YOUR TASK —
Using the entries that follow, collect the lines where the word "主計總處對今年度" appears.

RECORDS PROVIDED —
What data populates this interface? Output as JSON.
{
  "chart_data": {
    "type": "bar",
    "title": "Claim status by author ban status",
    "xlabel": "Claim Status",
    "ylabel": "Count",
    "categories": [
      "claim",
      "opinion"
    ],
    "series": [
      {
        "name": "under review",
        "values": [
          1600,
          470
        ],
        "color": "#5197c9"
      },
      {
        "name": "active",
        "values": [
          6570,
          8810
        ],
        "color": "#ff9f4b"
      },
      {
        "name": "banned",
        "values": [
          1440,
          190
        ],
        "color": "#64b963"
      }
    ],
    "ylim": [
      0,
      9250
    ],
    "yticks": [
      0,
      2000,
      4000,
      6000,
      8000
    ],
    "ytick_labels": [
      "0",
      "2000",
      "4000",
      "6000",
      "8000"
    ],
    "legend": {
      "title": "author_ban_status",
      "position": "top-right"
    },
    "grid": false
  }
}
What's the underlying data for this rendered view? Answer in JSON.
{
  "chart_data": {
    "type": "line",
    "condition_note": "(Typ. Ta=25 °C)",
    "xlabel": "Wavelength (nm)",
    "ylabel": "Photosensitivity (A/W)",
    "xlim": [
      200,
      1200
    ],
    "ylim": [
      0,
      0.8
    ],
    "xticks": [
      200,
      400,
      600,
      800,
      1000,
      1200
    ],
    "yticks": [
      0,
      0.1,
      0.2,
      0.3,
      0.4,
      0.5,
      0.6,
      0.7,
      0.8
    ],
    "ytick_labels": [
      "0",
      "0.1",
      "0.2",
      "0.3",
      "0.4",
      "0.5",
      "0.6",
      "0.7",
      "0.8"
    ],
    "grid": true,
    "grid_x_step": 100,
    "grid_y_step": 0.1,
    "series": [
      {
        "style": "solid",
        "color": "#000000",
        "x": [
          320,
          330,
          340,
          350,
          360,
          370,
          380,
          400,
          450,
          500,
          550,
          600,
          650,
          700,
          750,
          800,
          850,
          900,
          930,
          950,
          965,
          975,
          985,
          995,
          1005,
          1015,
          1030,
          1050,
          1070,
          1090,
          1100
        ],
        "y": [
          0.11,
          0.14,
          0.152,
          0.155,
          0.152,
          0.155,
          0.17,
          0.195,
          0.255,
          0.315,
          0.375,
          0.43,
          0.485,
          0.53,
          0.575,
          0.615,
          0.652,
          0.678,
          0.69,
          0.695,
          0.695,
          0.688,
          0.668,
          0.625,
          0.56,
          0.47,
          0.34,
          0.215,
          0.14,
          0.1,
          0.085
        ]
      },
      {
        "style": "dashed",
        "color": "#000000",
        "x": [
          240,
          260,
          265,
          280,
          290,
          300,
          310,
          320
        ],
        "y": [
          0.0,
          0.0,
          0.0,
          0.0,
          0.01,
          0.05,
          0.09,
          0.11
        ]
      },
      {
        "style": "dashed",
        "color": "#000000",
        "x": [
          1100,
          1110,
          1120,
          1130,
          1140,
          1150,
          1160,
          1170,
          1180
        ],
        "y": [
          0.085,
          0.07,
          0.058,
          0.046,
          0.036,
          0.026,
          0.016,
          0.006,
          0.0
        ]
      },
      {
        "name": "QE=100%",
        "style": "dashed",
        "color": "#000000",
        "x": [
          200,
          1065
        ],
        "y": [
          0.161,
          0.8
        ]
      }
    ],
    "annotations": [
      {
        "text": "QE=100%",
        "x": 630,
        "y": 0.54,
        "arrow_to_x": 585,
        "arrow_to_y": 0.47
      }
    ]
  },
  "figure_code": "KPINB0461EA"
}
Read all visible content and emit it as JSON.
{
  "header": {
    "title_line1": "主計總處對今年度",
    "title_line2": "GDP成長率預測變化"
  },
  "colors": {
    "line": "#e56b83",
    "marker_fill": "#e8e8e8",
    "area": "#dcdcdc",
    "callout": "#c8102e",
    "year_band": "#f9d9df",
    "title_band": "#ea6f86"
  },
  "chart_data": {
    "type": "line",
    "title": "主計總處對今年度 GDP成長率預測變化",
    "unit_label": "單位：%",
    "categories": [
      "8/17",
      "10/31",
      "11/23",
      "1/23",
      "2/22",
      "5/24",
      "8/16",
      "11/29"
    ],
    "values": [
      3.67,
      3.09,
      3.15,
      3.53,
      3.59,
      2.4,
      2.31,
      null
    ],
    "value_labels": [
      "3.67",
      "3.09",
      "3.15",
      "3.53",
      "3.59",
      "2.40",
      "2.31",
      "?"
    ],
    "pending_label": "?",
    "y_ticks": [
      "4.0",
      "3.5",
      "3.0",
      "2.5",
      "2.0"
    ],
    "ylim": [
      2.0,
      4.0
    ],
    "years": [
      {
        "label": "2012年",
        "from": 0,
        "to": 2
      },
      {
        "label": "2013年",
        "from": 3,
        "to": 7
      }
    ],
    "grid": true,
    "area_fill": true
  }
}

==

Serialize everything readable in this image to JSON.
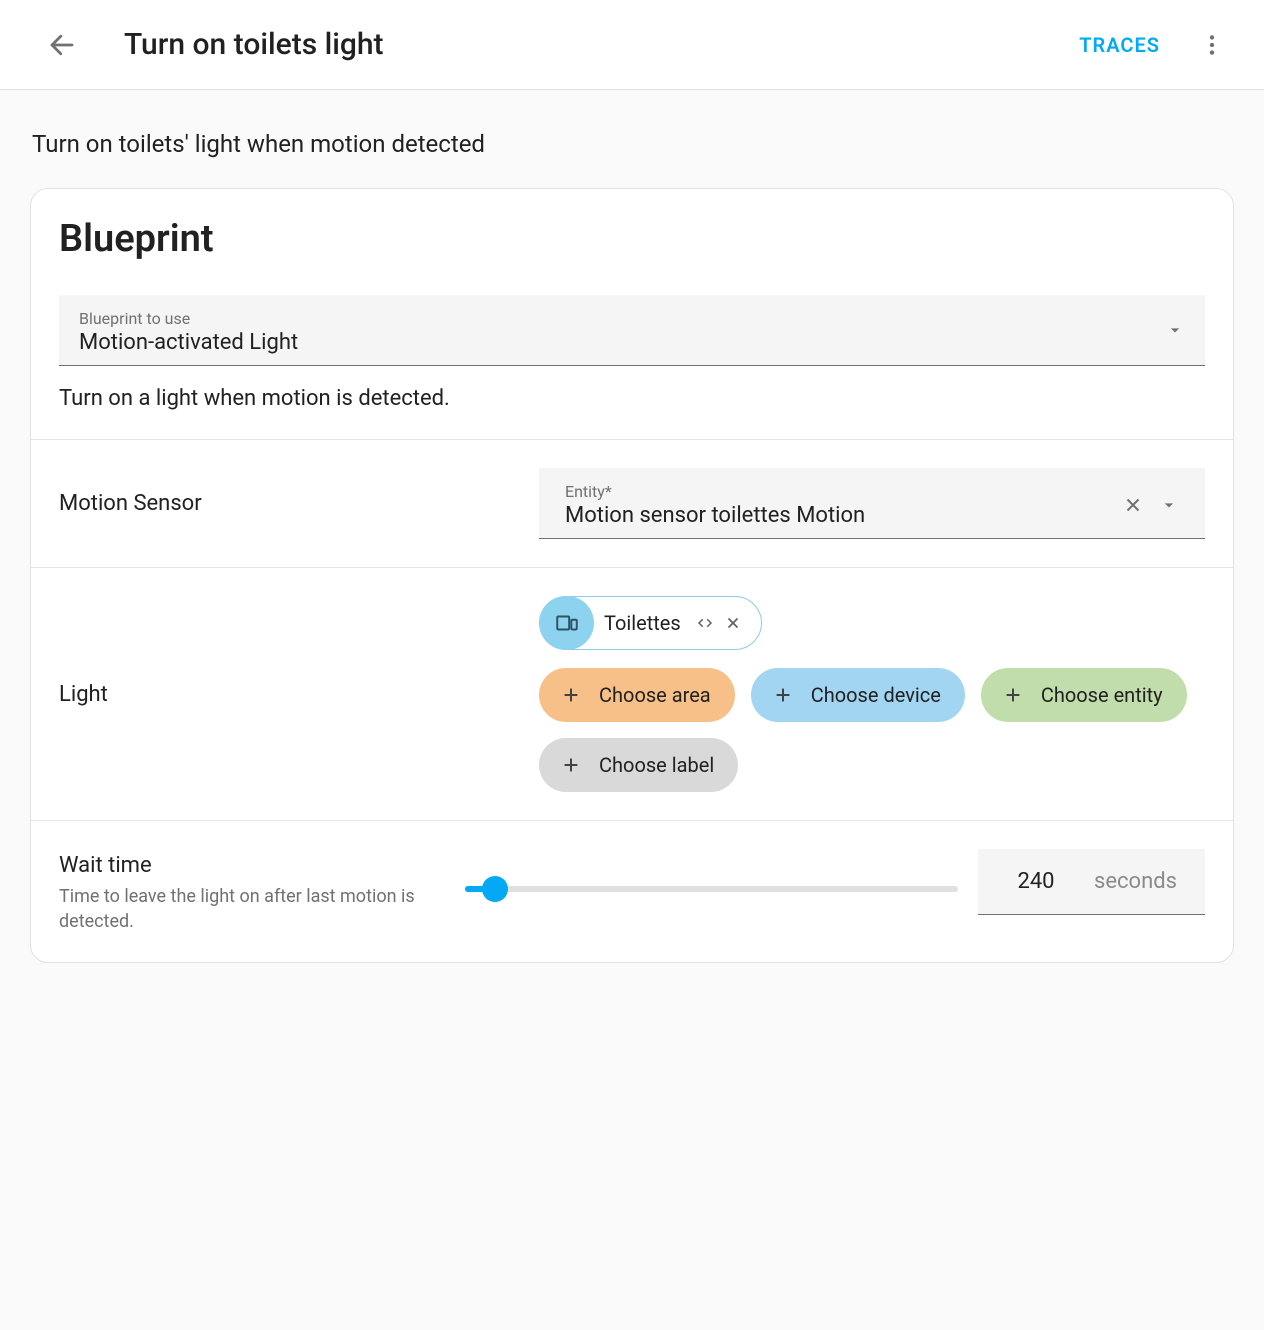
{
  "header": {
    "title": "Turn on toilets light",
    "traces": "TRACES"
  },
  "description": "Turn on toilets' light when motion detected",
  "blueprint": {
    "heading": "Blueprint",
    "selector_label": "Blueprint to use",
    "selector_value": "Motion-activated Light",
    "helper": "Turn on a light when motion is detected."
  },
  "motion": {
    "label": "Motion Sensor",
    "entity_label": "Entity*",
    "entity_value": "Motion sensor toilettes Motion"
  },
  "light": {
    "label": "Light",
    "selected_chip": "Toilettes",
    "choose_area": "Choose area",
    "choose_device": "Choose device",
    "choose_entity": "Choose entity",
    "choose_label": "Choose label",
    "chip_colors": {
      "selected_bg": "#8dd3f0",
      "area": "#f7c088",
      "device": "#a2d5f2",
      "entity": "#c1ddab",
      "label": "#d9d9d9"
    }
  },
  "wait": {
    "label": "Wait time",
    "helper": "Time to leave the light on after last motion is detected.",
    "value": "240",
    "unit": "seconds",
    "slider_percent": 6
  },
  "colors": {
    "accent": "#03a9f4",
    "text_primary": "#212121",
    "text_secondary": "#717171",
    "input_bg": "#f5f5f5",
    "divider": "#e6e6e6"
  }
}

RESPONSE TO THE EXERCISE —
    "title_line1": "主計總處對今年度",
    "title": "主計總處對今年度 GDP成長率預測變化",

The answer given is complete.